## BEGIN Recorded information

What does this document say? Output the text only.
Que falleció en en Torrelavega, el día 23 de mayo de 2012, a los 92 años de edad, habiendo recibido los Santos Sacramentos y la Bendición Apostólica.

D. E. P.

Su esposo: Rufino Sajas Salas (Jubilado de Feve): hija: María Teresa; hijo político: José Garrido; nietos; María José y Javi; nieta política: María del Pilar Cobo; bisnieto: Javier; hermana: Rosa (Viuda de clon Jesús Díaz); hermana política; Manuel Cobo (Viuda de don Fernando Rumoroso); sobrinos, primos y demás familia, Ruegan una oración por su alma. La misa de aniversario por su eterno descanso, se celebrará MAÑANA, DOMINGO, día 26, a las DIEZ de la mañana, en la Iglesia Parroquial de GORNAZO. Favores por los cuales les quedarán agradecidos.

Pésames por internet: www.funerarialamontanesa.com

## END Recorded information

Copy every line of the records word for word.

What does this document say? Output the text only.
Que falleció en en Torrelavega, el día 23 de mayo de 2012, a los 92 años de edad, habiendo recibido los Santos Sacramentos y la Bendición Apostólica.

D. E. P.

Su esposo: Rufino Sajas Salas (Jubilado de Feve): hija: María Teresa; hijo político: José Garrido; nietos; María José y Javi; nieta política: María del Pilar Cobo; bisnieto: Javier; hermana: Rosa (Viuda de clon Jesús Díaz); hermana política; Manuel Cobo (Viuda de don Fernando Rumoroso); sobrinos, primos y demás familia, Ruegan una oración por su alma. La misa de aniversario por su eterno descanso, se celebrará MAÑANA, DOMINGO, día 26, a las DIEZ de la mañana, en la Iglesia Parroquial de GORNAZO. Favores por los cuales les quedarán agradecidos.

Pésames por internet: www.funerarialamontanesa.com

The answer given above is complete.